Transcribe literalmente, del texto sobre las remesas, el fragmento que va desde "Como Luisa, son" hasta "encuesta del BID.".
───── Texto seleccionado
Luisa Ponce está angustiada. La preocupación de esta indígena purépecha de Aguililla (estado de Michoacán) aumenta al ver que el giro que cada mes le hacía llegar puntualmente su hijo Ramón desde Chicago se retrasa con frecuencia. A veces no llega. Y el dinero que recibe va menguando. Ya no le alcanza para el alquiler.
Como Luisa, son millones las familias iberoamericanas que están acongojadas ante la disminución de las remesas que desde España, Estados Unidos, Canadá, Italia u otros países les envían esposos, hijos, padres…
Después de años de fuerte crecimiento, en 2007, las remesas aumentaron sólo un 6% en el continente, lejos de los altos incrementos que se habían registrado años anteriores. Según un estudio del Banco Interamericano de Desarrollo (BID), al menos dos millones de familias latinoamericanas, la mayoría en México, caerían por debajo de la línea de la pobreza por el recorte en el envío de remesas, lo que a su vez podría aumentar la presión migratoria hacia Estados Unidos.
Más de tres millones de inmigrantes latinos en ese país dejaron de enviar remesas a sus países durante los últimos dos años. El dato fue revelado por una encuesta del BID.
El estudio hecho entre 5.000 personas revela que un creciente número de emigrantes está pensando en regresar a su país, como reacción al descenso del empleo en sectores de baja remuneración y a las leyes que restringen la emigración. Según el BID, sólo la mitad de los 18.9 millones de inmigrantes provenientes de América Latina remiten dinero con regularidad a sus familias, comparado con el 73 % de hace dos años.
──────────
───── Conjunto de datos
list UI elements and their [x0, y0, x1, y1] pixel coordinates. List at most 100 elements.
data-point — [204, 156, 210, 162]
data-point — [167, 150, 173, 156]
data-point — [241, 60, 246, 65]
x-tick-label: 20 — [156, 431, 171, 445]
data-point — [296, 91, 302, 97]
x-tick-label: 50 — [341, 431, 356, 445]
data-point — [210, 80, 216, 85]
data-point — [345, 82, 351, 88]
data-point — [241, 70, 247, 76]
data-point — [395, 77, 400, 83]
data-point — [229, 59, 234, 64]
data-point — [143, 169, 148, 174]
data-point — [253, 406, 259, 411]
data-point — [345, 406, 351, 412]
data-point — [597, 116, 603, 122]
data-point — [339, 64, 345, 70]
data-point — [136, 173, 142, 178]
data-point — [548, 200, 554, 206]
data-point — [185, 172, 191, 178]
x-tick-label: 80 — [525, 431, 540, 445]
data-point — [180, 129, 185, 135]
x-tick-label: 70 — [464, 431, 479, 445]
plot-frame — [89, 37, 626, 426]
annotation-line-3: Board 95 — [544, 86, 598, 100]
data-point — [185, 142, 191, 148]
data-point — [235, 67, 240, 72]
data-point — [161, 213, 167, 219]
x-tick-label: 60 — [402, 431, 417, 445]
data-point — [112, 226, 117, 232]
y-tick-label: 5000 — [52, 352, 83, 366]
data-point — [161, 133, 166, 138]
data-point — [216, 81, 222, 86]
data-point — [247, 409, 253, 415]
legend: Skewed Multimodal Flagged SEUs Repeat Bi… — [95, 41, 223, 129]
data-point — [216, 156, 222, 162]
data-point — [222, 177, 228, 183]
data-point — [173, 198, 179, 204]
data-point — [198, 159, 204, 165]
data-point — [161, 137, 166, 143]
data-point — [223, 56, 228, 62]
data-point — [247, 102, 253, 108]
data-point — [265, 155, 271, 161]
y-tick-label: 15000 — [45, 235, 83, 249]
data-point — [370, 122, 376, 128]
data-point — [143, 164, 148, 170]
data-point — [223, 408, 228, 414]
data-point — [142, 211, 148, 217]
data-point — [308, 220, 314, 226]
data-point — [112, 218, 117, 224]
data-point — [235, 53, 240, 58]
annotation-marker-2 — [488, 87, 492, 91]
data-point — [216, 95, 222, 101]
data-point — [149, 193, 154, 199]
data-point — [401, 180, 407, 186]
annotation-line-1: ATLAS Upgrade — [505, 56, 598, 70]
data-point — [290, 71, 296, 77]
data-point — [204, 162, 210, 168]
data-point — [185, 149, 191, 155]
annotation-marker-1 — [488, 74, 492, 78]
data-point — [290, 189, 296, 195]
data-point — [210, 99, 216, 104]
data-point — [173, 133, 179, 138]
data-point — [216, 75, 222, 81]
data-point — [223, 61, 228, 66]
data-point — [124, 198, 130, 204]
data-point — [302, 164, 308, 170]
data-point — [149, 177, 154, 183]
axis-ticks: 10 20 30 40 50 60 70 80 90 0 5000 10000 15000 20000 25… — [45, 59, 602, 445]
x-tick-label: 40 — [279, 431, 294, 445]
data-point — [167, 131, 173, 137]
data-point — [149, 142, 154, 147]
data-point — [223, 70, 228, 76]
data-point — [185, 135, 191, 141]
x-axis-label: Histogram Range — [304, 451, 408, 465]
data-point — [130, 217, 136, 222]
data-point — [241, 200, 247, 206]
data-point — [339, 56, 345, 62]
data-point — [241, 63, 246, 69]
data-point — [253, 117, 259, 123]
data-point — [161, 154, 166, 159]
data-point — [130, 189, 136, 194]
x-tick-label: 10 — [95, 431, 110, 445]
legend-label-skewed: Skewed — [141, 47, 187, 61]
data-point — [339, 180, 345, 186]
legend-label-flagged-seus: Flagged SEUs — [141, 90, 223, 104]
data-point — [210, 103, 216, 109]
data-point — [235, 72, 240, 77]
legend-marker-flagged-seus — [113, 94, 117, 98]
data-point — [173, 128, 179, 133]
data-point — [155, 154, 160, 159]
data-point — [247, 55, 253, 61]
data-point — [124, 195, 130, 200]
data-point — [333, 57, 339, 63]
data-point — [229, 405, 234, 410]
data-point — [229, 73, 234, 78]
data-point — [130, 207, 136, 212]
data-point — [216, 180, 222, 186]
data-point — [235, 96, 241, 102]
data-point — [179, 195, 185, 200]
──────────
_Respuesta a la tarea_
Como Luisa, son millones las familias iberoamericanas que están acongojadas ante la disminución de las remesas que desde España, Estados Unidos, Canadá, Italia u otros países les envían esposos, hijos, padres…
Después de años de fuerte crecimiento, en 2007, las remesas aumentaron sólo un 6% en el continente, lejos de los altos incrementos que se habían registrado años anteriores. Según un estudio del Banco Interamericano de Desarrollo (BID), al menos dos millones de familias latinoamericanas, la mayoría en México, caerían por debajo de la línea de la pobreza por el recorte en el envío de remesas, lo que a su vez podría aumentar la presión migratoria hacia Estados Unidos.
Más de tres millones de inmigrantes latinos en ese país dejaron de enviar remesas a sus países durante los últimos dos años. El dato fue revelado por una encuesta del BID.